### DATA EXTRACTS
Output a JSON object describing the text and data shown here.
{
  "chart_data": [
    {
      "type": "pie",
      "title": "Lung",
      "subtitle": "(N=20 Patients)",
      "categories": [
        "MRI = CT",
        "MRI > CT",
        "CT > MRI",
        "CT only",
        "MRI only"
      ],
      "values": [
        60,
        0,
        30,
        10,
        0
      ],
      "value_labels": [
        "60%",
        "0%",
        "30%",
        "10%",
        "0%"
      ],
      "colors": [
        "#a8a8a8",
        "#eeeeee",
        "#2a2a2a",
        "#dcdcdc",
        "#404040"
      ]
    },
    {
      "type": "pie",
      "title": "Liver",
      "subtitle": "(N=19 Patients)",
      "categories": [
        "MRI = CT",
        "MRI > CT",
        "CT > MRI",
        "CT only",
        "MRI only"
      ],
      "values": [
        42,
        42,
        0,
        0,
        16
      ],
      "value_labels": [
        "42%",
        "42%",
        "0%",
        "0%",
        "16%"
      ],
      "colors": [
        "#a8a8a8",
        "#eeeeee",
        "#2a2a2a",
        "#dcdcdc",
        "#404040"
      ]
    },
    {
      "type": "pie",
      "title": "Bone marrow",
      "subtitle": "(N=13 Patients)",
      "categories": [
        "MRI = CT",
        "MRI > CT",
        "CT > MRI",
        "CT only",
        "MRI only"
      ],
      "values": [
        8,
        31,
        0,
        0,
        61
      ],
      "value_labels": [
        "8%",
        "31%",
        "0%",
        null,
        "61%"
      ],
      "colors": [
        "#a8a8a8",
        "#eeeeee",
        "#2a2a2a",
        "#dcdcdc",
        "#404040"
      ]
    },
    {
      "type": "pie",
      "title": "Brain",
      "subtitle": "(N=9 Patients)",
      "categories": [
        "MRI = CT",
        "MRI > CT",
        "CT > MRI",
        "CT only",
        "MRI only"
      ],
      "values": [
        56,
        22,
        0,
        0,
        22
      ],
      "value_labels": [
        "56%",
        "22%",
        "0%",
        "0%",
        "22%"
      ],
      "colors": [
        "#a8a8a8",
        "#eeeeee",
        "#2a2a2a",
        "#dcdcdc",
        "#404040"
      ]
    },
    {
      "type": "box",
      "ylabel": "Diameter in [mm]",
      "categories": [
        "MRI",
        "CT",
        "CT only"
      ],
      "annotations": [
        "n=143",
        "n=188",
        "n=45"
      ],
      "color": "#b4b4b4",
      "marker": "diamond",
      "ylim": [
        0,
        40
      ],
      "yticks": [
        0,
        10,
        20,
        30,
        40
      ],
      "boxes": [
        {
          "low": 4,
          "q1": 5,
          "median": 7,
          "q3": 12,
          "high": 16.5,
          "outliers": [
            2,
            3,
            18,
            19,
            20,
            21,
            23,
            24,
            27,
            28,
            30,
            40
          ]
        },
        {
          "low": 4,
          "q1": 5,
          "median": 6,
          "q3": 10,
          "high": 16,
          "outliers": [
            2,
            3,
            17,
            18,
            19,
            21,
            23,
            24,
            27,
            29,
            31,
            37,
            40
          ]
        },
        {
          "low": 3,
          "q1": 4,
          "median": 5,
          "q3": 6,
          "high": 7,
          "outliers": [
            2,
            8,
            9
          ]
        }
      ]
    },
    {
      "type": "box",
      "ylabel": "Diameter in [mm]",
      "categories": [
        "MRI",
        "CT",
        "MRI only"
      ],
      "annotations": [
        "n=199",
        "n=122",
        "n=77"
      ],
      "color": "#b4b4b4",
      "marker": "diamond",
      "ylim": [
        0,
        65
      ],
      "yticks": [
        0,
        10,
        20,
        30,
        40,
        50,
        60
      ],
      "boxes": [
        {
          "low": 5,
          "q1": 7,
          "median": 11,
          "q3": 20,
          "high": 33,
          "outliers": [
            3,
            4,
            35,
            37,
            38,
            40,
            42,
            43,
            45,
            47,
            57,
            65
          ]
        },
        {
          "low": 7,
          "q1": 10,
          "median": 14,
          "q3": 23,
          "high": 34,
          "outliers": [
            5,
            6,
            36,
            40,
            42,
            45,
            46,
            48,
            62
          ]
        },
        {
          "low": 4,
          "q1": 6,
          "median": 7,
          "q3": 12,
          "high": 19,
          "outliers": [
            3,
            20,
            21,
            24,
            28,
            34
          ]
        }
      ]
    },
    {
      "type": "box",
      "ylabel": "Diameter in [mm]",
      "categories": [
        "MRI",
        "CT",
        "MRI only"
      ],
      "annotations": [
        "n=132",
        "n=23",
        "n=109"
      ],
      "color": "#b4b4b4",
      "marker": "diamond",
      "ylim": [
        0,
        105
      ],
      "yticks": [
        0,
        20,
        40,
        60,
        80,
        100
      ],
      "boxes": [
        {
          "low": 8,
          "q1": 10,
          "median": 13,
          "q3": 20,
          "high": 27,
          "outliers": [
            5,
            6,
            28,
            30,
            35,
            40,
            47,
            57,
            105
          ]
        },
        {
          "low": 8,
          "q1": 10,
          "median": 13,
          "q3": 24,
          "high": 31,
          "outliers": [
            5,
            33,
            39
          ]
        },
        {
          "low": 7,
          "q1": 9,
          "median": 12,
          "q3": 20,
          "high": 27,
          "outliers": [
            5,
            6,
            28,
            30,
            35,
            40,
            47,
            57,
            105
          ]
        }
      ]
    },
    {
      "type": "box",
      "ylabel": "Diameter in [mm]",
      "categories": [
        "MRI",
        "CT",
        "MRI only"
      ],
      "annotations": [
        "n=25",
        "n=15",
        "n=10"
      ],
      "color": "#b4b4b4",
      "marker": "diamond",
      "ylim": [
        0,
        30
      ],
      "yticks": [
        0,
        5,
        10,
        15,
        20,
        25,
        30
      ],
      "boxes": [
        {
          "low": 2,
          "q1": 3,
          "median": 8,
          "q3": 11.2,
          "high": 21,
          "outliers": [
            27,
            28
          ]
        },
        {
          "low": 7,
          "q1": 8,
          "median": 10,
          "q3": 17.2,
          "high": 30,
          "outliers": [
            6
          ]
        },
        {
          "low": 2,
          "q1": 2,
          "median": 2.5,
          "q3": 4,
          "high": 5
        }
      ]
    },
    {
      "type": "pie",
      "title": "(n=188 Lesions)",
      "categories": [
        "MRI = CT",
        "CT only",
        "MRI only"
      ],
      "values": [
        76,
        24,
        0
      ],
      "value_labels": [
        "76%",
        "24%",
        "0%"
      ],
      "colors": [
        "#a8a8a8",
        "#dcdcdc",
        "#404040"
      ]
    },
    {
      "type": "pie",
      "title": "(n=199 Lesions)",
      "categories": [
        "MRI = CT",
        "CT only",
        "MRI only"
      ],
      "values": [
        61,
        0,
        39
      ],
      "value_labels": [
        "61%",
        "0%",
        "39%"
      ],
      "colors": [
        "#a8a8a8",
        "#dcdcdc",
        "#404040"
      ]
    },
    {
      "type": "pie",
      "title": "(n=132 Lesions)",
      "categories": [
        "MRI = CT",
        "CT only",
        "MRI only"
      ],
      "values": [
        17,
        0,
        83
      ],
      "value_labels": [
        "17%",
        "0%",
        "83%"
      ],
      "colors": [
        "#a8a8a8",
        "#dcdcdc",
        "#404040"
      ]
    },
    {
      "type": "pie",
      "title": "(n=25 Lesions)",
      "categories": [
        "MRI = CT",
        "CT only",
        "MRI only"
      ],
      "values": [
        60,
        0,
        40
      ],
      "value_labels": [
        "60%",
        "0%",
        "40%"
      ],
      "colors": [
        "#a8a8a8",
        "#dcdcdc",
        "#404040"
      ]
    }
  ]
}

### EXERCISE AIM
From the data above, copy every line where "median" appears.

### WRITTEN ANSWER
          "median": 7,
          "median": 6,
          "median": 5,
          "median": 11,
          "median": 14,
          "median": 7,
          "median": 13,
          "median": 13,
          "median": 12,
          "median": 8,
          "median": 10,
          "median": 2.5,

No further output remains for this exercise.